# [Directions for this task]
Copy out the records in full, word for word, without pictures.

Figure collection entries
****************
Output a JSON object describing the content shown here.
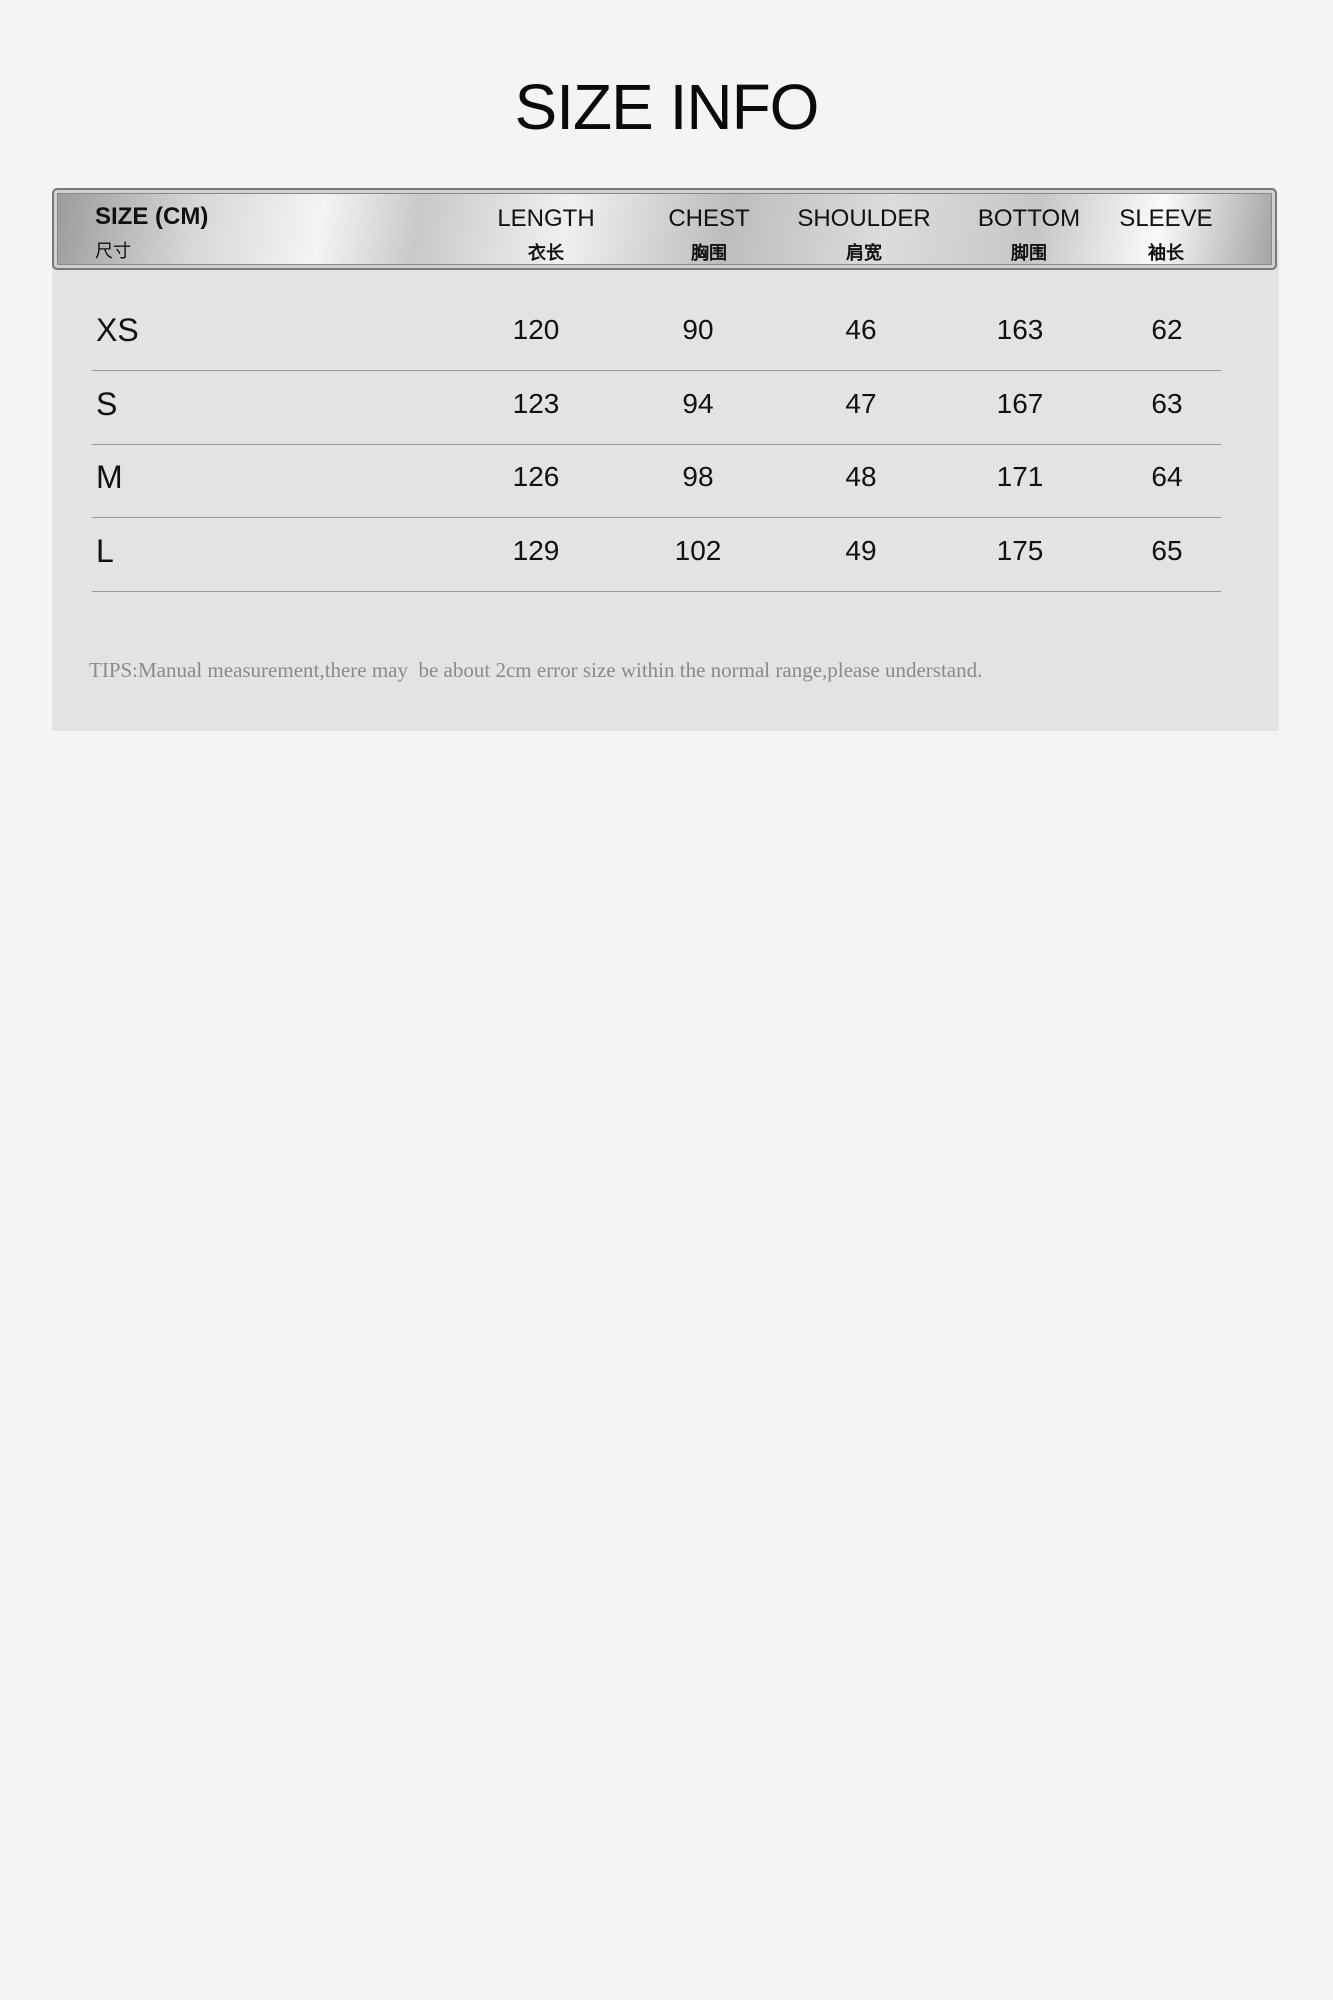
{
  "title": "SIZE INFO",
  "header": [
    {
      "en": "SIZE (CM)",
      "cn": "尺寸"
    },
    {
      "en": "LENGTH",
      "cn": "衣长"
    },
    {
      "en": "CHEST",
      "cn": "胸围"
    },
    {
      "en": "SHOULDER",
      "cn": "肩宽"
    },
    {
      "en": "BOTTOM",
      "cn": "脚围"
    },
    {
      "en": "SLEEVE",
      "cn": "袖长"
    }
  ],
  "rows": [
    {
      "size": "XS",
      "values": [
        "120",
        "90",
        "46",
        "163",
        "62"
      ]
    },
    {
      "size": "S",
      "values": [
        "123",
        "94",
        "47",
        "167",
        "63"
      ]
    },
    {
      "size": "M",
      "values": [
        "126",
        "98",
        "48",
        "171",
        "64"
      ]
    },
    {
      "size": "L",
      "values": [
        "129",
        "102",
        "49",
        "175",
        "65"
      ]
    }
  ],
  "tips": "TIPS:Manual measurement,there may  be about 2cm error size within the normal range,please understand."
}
****************
# [Result for this task]
Output a JSON object describing the content shown here.
{
  "title": "SIZE INFO",
  "header": [
    {
      "en": "SIZE (CM)",
      "cn": "尺寸"
    },
    {
      "en": "LENGTH",
      "cn": "衣长"
    },
    {
      "en": "CHEST",
      "cn": "胸围"
    },
    {
      "en": "SHOULDER",
      "cn": "肩宽"
    },
    {
      "en": "BOTTOM",
      "cn": "脚围"
    },
    {
      "en": "SLEEVE",
      "cn": "袖长"
    }
  ],
  "rows": [
    {
      "size": "XS",
      "values": [
        "120",
        "90",
        "46",
        "163",
        "62"
      ]
    },
    {
      "size": "S",
      "values": [
        "123",
        "94",
        "47",
        "167",
        "63"
      ]
    },
    {
      "size": "M",
      "values": [
        "126",
        "98",
        "48",
        "171",
        "64"
      ]
    },
    {
      "size": "L",
      "values": [
        "129",
        "102",
        "49",
        "175",
        "65"
      ]
    }
  ],
  "tips": "TIPS:Manual measurement,there may  be about 2cm error size within the normal range,please understand."
}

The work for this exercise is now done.